Given request:
Transcribe the whole listing without a single picture.

Provided records:

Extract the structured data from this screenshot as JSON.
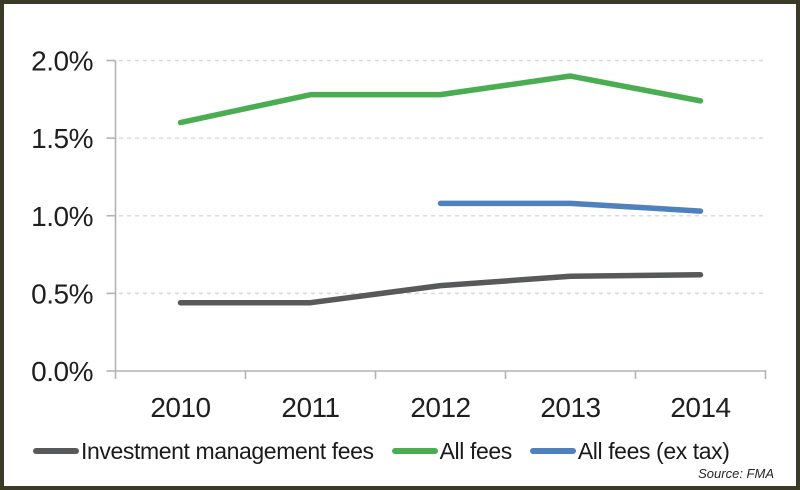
{
  "frame": {
    "border_color": "#3a3a27",
    "background_color": "#ffffff"
  },
  "chart_data": {
    "type": "line",
    "title": "",
    "xlabel": "",
    "ylabel": "",
    "categories": [
      "2010",
      "2011",
      "2012",
      "2013",
      "2014"
    ],
    "series": [
      {
        "name": "Investment management fees",
        "color": "#58595a",
        "values": [
          0.44,
          0.44,
          0.55,
          0.61,
          0.62
        ]
      },
      {
        "name": "All fees",
        "color": "#4aad52",
        "values": [
          1.6,
          1.78,
          1.78,
          1.9,
          1.74
        ]
      },
      {
        "name": "All fees (ex tax)",
        "color": "#4e81bd",
        "values": [
          null,
          null,
          1.08,
          1.08,
          1.03
        ]
      }
    ],
    "ylim": [
      0,
      2.0
    ],
    "y_tick_values": [
      0,
      0.5,
      1.0,
      1.5,
      2.0
    ],
    "y_tick_labels": [
      "0.0%",
      "0.5%",
      "1.0%",
      "1.5%",
      "2.0%"
    ],
    "grid": "horizontal-dashed",
    "gridline_color": "#d9d9d9",
    "axis_color": "#b3b3b3",
    "tick_text_color": "#1f1f1f",
    "legend_position": "bottom",
    "source_note": "Source: FMA"
  }
}
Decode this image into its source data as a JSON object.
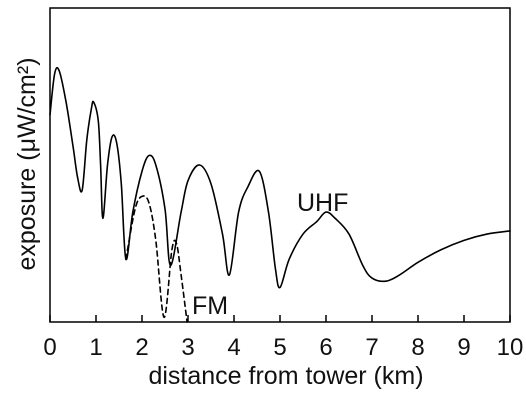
{
  "chart_data": {
    "type": "line",
    "xlabel": "distance from tower (km)",
    "ylabel": "exposure (μW/cm²)",
    "xlim": [
      0,
      10
    ],
    "ylim": [
      0,
      10
    ],
    "x_ticks": [
      "0",
      "1",
      "2",
      "3",
      "4",
      "5",
      "6",
      "7",
      "8",
      "9",
      "10"
    ],
    "y_ticks": [],
    "grid": false,
    "legend": "none",
    "series": [
      {
        "name": "UHF",
        "style": "solid",
        "color": "#000000",
        "points": [
          [
            0.0,
            6.6
          ],
          [
            0.1,
            7.9
          ],
          [
            0.2,
            8.0
          ],
          [
            0.35,
            7.0
          ],
          [
            0.5,
            5.6
          ],
          [
            0.6,
            4.6
          ],
          [
            0.7,
            4.2
          ],
          [
            0.8,
            5.8
          ],
          [
            0.9,
            6.8
          ],
          [
            0.95,
            7.0
          ],
          [
            1.05,
            6.4
          ],
          [
            1.1,
            5.0
          ],
          [
            1.15,
            3.3
          ],
          [
            1.25,
            5.0
          ],
          [
            1.35,
            5.9
          ],
          [
            1.45,
            5.7
          ],
          [
            1.55,
            4.4
          ],
          [
            1.65,
            2.0
          ],
          [
            1.8,
            3.5
          ],
          [
            2.0,
            4.8
          ],
          [
            2.15,
            5.3
          ],
          [
            2.3,
            5.0
          ],
          [
            2.5,
            3.6
          ],
          [
            2.62,
            1.8
          ],
          [
            2.85,
            3.5
          ],
          [
            3.0,
            4.5
          ],
          [
            3.25,
            5.0
          ],
          [
            3.5,
            4.4
          ],
          [
            3.75,
            2.8
          ],
          [
            3.9,
            1.5
          ],
          [
            4.1,
            3.5
          ],
          [
            4.3,
            4.3
          ],
          [
            4.55,
            4.8
          ],
          [
            4.75,
            3.5
          ],
          [
            4.9,
            1.7
          ],
          [
            5.0,
            1.1
          ],
          [
            5.2,
            2.0
          ],
          [
            5.5,
            2.8
          ],
          [
            5.8,
            3.2
          ],
          [
            6.0,
            3.5
          ],
          [
            6.2,
            3.3
          ],
          [
            6.5,
            2.8
          ],
          [
            6.8,
            1.8
          ],
          [
            7.0,
            1.4
          ],
          [
            7.3,
            1.3
          ],
          [
            7.6,
            1.5
          ],
          [
            8.0,
            1.9
          ],
          [
            8.5,
            2.3
          ],
          [
            9.0,
            2.6
          ],
          [
            9.5,
            2.8
          ],
          [
            10.0,
            2.9
          ]
        ]
      },
      {
        "name": "FM",
        "style": "dashed",
        "color": "#000000",
        "points": [
          [
            1.65,
            2.0
          ],
          [
            1.85,
            3.6
          ],
          [
            2.0,
            4.0
          ],
          [
            2.15,
            3.8
          ],
          [
            2.3,
            2.6
          ],
          [
            2.48,
            0.15
          ],
          [
            2.65,
            2.3
          ],
          [
            2.75,
            2.5
          ],
          [
            2.85,
            1.5
          ],
          [
            2.98,
            0.0
          ]
        ]
      }
    ]
  }
}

Completed task:
Extract the structured data from this screenshot as JSON.
{
  "frame": {
    "border_color": "#3a3a27",
    "background_color": "#ffffff"
  },
  "chart_data": {
    "type": "line",
    "title": "",
    "xlabel": "",
    "ylabel": "",
    "categories": [
      "2010",
      "2011",
      "2012",
      "2013",
      "2014"
    ],
    "series": [
      {
        "name": "Investment management fees",
        "color": "#58595a",
        "values": [
          0.44,
          0.44,
          0.55,
          0.61,
          0.62
        ]
      },
      {
        "name": "All fees",
        "color": "#4aad52",
        "values": [
          1.6,
          1.78,
          1.78,
          1.9,
          1.74
        ]
      },
      {
        "name": "All fees (ex tax)",
        "color": "#4e81bd",
        "values": [
          null,
          null,
          1.08,
          1.08,
          1.03
        ]
      }
    ],
    "ylim": [
      0,
      2.0
    ],
    "y_tick_values": [
      0,
      0.5,
      1.0,
      1.5,
      2.0
    ],
    "y_tick_labels": [
      "0.0%",
      "0.5%",
      "1.0%",
      "1.5%",
      "2.0%"
    ],
    "grid": "horizontal-dashed",
    "gridline_color": "#d9d9d9",
    "axis_color": "#b3b3b3",
    "tick_text_color": "#1f1f1f",
    "legend_position": "bottom",
    "source_note": "Source: FMA"
  }
}
Decode this image into its source data as a JSON object.
{
  "chart_data": {
    "type": "line",
    "xlabel": "distance from tower (km)",
    "ylabel": "exposure (μW/cm²)",
    "xlim": [
      0,
      10
    ],
    "ylim": [
      0,
      10
    ],
    "x_ticks": [
      "0",
      "1",
      "2",
      "3",
      "4",
      "5",
      "6",
      "7",
      "8",
      "9",
      "10"
    ],
    "y_ticks": [],
    "grid": false,
    "legend": "none",
    "series": [
      {
        "name": "UHF",
        "style": "solid",
        "color": "#000000",
        "points": [
          [
            0.0,
            6.6
          ],
          [
            0.1,
            7.9
          ],
          [
            0.2,
            8.0
          ],
          [
            0.35,
            7.0
          ],
          [
            0.5,
            5.6
          ],
          [
            0.6,
            4.6
          ],
          [
            0.7,
            4.2
          ],
          [
            0.8,
            5.8
          ],
          [
            0.9,
            6.8
          ],
          [
            0.95,
            7.0
          ],
          [
            1.05,
            6.4
          ],
          [
            1.1,
            5.0
          ],
          [
            1.15,
            3.3
          ],
          [
            1.25,
            5.0
          ],
          [
            1.35,
            5.9
          ],
          [
            1.45,
            5.7
          ],
          [
            1.55,
            4.4
          ],
          [
            1.65,
            2.0
          ],
          [
            1.8,
            3.5
          ],
          [
            2.0,
            4.8
          ],
          [
            2.15,
            5.3
          ],
          [
            2.3,
            5.0
          ],
          [
            2.5,
            3.6
          ],
          [
            2.62,
            1.8
          ],
          [
            2.85,
            3.5
          ],
          [
            3.0,
            4.5
          ],
          [
            3.25,
            5.0
          ],
          [
            3.5,
            4.4
          ],
          [
            3.75,
            2.8
          ],
          [
            3.9,
            1.5
          ],
          [
            4.1,
            3.5
          ],
          [
            4.3,
            4.3
          ],
          [
            4.55,
            4.8
          ],
          [
            4.75,
            3.5
          ],
          [
            4.9,
            1.7
          ],
          [
            5.0,
            1.1
          ],
          [
            5.2,
            2.0
          ],
          [
            5.5,
            2.8
          ],
          [
            5.8,
            3.2
          ],
          [
            6.0,
            3.5
          ],
          [
            6.2,
            3.3
          ],
          [
            6.5,
            2.8
          ],
          [
            6.8,
            1.8
          ],
          [
            7.0,
            1.4
          ],
          [
            7.3,
            1.3
          ],
          [
            7.6,
            1.5
          ],
          [
            8.0,
            1.9
          ],
          [
            8.5,
            2.3
          ],
          [
            9.0,
            2.6
          ],
          [
            9.5,
            2.8
          ],
          [
            10.0,
            2.9
          ]
        ]
      },
      {
        "name": "FM",
        "style": "dashed",
        "color": "#000000",
        "points": [
          [
            1.65,
            2.0
          ],
          [
            1.85,
            3.6
          ],
          [
            2.0,
            4.0
          ],
          [
            2.15,
            3.8
          ],
          [
            2.3,
            2.6
          ],
          [
            2.48,
            0.15
          ],
          [
            2.65,
            2.3
          ],
          [
            2.75,
            2.5
          ],
          [
            2.85,
            1.5
          ],
          [
            2.98,
            0.0
          ]
        ]
      }
    ]
  }
}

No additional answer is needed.